To do:
Reproduce the records below in their entirety, character for character.

Entries shown:
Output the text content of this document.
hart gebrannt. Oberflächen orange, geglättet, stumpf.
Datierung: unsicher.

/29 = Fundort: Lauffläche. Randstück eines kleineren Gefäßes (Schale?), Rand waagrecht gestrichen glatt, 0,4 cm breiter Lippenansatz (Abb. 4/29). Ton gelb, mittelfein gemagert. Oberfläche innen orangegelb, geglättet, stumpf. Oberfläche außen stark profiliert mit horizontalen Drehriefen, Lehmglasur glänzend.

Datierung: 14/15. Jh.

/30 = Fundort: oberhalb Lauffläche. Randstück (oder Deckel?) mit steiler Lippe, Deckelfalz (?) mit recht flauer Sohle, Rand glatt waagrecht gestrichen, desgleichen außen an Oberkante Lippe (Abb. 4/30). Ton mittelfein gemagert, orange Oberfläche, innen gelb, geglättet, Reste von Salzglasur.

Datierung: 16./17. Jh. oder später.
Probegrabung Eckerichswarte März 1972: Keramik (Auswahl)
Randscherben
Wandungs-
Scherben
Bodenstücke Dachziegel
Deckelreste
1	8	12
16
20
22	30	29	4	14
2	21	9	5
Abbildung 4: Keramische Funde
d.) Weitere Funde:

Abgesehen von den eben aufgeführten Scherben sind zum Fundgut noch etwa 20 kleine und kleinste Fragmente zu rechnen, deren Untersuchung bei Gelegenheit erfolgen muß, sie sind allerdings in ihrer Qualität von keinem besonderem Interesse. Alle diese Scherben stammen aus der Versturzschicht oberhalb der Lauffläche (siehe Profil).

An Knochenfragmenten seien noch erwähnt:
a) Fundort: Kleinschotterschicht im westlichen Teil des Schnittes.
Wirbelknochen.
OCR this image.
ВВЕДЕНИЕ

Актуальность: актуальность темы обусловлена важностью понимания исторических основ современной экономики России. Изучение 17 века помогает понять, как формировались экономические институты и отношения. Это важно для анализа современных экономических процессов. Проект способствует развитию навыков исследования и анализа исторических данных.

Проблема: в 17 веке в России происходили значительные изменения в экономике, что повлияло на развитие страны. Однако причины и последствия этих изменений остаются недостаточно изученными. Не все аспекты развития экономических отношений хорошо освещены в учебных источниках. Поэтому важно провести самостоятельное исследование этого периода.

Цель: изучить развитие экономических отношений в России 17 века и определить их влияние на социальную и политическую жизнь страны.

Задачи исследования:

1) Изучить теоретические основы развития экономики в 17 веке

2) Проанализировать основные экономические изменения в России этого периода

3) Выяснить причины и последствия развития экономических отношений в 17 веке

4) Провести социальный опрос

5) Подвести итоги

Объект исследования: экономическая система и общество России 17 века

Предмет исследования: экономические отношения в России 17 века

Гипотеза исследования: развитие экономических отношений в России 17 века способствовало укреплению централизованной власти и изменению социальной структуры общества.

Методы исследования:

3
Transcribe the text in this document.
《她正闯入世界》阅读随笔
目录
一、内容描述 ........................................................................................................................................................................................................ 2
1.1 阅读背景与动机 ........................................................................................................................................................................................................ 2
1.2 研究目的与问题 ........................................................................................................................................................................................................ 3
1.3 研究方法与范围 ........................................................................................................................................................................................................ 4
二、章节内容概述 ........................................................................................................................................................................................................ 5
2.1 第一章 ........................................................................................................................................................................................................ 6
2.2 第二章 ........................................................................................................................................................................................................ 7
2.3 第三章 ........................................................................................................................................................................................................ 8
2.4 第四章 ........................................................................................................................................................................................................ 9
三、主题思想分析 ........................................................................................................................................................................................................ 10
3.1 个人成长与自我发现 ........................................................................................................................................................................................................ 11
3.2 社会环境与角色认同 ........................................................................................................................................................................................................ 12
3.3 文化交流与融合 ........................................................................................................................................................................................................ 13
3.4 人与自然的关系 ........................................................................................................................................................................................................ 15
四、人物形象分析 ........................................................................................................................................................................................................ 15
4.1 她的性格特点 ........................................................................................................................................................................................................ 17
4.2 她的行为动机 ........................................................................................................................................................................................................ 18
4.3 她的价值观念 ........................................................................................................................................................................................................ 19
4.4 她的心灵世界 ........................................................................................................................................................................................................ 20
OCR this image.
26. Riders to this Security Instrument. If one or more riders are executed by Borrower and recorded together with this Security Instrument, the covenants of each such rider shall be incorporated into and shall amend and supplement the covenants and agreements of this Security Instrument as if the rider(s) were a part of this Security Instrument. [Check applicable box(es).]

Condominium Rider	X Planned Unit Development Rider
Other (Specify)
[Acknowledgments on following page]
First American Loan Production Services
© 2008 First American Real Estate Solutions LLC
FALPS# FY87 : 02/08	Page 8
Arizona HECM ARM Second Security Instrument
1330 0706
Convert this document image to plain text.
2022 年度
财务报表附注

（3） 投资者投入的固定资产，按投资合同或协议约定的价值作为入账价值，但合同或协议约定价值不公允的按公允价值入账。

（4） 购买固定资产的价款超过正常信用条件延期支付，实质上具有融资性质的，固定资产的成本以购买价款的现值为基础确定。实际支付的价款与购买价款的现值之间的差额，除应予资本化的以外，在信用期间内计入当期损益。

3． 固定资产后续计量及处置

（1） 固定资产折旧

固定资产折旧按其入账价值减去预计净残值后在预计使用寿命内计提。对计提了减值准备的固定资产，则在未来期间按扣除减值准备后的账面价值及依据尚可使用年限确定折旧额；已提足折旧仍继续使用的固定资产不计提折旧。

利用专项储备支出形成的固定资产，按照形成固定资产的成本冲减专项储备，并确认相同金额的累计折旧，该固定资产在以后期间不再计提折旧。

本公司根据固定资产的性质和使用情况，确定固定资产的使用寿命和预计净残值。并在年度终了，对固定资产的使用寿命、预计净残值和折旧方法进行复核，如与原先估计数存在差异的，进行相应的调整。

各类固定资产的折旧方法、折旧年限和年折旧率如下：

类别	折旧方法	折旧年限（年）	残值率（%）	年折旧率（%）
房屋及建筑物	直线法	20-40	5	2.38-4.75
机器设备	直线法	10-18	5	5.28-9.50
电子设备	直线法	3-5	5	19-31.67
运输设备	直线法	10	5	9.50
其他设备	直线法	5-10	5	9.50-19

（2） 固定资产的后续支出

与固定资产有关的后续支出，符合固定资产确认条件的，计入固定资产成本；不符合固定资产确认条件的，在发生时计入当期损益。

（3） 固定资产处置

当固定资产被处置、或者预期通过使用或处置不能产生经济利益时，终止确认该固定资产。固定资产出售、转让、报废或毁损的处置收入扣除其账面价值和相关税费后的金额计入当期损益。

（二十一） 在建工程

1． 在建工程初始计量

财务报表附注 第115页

Task answer:
Output the text content of this document.
hart gebrannt. Oberflächen orange, geglättet, stumpf.
Datierung: unsicher.

/29 = Fundort: Lauffläche. Randstück eines kleineren Gefäßes (Schale?), Rand waagrecht gestrichen glatt, 0,4 cm breiter Lippenansatz (Abb. 4/29). Ton gelb, mittelfein gemagert. Oberfläche innen orangegelb, geglättet, stumpf. Oberfläche außen stark profiliert mit horizontalen Drehriefen, Lehmglasur glänzend.

Datierung: 14/15. Jh.

/30 = Fundort: oberhalb Lauffläche. Randstück (oder Deckel?) mit steiler Lippe, Deckelfalz (?) mit recht flauer Sohle, Rand glatt waagrecht gestrichen, desgleichen außen an Oberkante Lippe (Abb. 4/30). Ton mittelfein gemagert, orange Oberfläche, innen gelb, geglättet, Reste von Salzglasur.

Datierung: 16./17. Jh. oder später.
Probegrabung Eckerichswarte März 1972: Keramik (Auswahl)
Randscherben
Wandungs-
Scherben
Bodenstücke Dachziegel
Deckelreste
1	8	12
16
20
22	30	29	4	14
2	21	9	5
Abbildung 4: Keramische Funde
d.) Weitere Funde:

Abgesehen von den eben aufgeführten Scherben sind zum Fundgut noch etwa 20 kleine und kleinste Fragmente zu rechnen, deren Untersuchung bei Gelegenheit erfolgen muß, sie sind allerdings in ihrer Qualität von keinem besonderem Interesse. Alle diese Scherben stammen aus der Versturzschicht oberhalb der Lauffläche (siehe Profil).

An Knochenfragmenten seien noch erwähnt:
a) Fundort: Kleinschotterschicht im westlichen Teil des Schnittes.
Wirbelknochen.
OCR this image.
ВВЕДЕНИЕ

Актуальность: актуальность темы обусловлена важностью понимания исторических основ современной экономики России. Изучение 17 века помогает понять, как формировались экономические институты и отношения. Это важно для анализа современных экономических процессов. Проект способствует развитию навыков исследования и анализа исторических данных.

Проблема: в 17 веке в России происходили значительные изменения в экономике, что повлияло на развитие страны. Однако причины и последствия этих изменений остаются недостаточно изученными. Не все аспекты развития экономических отношений хорошо освещены в учебных источниках. Поэтому важно провести самостоятельное исследование этого периода.

Цель: изучить развитие экономических отношений в России 17 века и определить их влияние на социальную и политическую жизнь страны.

Задачи исследования:

1) Изучить теоретические основы развития экономики в 17 веке

2) Проанализировать основные экономические изменения в России этого периода

3) Выяснить причины и последствия развития экономических отношений в 17 веке

4) Провести социальный опрос

5) Подвести итоги

Объект исследования: экономическая система и общество России 17 века

Предмет исследования: экономические отношения в России 17 века

Гипотеза исследования: развитие экономических отношений в России 17 века способствовало укреплению централизованной власти и изменению социальной структуры общества.

Методы исследования:

3
Transcribe the text in this document.
《她正闯入世界》阅读随笔
目录
一、内容描述 ........................................................................................................................................................................................................ 2
1.1 阅读背景与动机 ........................................................................................................................................................................................................ 2
1.2 研究目的与问题 ........................................................................................................................................................................................................ 3
1.3 研究方法与范围 ........................................................................................................................................................................................................ 4
二、章节内容概述 ........................................................................................................................................................................................................ 5
2.1 第一章 ........................................................................................................................................................................................................ 6
2.2 第二章 ........................................................................................................................................................................................................ 7
2.3 第三章 ........................................................................................................................................................................................................ 8
2.4 第四章 ........................................................................................................................................................................................................ 9
三、主题思想分析 ........................................................................................................................................................................................................ 10
3.1 个人成长与自我发现 ........................................................................................................................................................................................................ 11
3.2 社会环境与角色认同 ........................................................................................................................................................................................................ 12
3.3 文化交流与融合 ........................................................................................................................................................................................................ 13
3.4 人与自然的关系 ........................................................................................................................................................................................................ 15
四、人物形象分析 ........................................................................................................................................................................................................ 15
4.1 她的性格特点 ........................................................................................................................................................................................................ 17
4.2 她的行为动机 ........................................................................................................................................................................................................ 18
4.3 她的价值观念 ........................................................................................................................................................................................................ 19
4.4 她的心灵世界 ........................................................................................................................................................................................................ 20
OCR this image.
26. Riders to this Security Instrument. If one or more riders are executed by Borrower and recorded together with this Security Instrument, the covenants of each such rider shall be incorporated into and shall amend and supplement the covenants and agreements of this Security Instrument as if the rider(s) were a part of this Security Instrument. [Check applicable box(es).]

Condominium Rider	X Planned Unit Development Rider
Other (Specify)
[Acknowledgments on following page]
First American Loan Production Services
© 2008 First American Real Estate Solutions LLC
FALPS# FY87 : 02/08	Page 8
Arizona HECM ARM Second Security Instrument
1330 0706
Convert this document image to plain text.
2022 年度
财务报表附注

（3） 投资者投入的固定资产，按投资合同或协议约定的价值作为入账价值，但合同或协议约定价值不公允的按公允价值入账。

（4） 购买固定资产的价款超过正常信用条件延期支付，实质上具有融资性质的，固定资产的成本以购买价款的现值为基础确定。实际支付的价款与购买价款的现值之间的差额，除应予资本化的以外，在信用期间内计入当期损益。

3． 固定资产后续计量及处置

（1） 固定资产折旧

固定资产折旧按其入账价值减去预计净残值后在预计使用寿命内计提。对计提了减值准备的固定资产，则在未来期间按扣除减值准备后的账面价值及依据尚可使用年限确定折旧额；已提足折旧仍继续使用的固定资产不计提折旧。

利用专项储备支出形成的固定资产，按照形成固定资产的成本冲减专项储备，并确认相同金额的累计折旧，该固定资产在以后期间不再计提折旧。

本公司根据固定资产的性质和使用情况，确定固定资产的使用寿命和预计净残值。并在年度终了，对固定资产的使用寿命、预计净残值和折旧方法进行复核，如与原先估计数存在差异的，进行相应的调整。

各类固定资产的折旧方法、折旧年限和年折旧率如下：

类别	折旧方法	折旧年限（年）	残值率（%）	年折旧率（%）
房屋及建筑物	直线法	20-40	5	2.38-4.75
机器设备	直线法	10-18	5	5.28-9.50
电子设备	直线法	3-5	5	19-31.67
运输设备	直线法	10	5	9.50
其他设备	直线法	5-10	5	9.50-19

（2） 固定资产的后续支出

与固定资产有关的后续支出，符合固定资产确认条件的，计入固定资产成本；不符合固定资产确认条件的，在发生时计入当期损益。

（3） 固定资产处置

当固定资产被处置、或者预期通过使用或处置不能产生经济利益时，终止确认该固定资产。固定资产出售、转让、报废或毁损的处置收入扣除其账面价值和相关税费后的金额计入当期损益。

（二十一） 在建工程

1． 在建工程初始计量

财务报表附注 第115页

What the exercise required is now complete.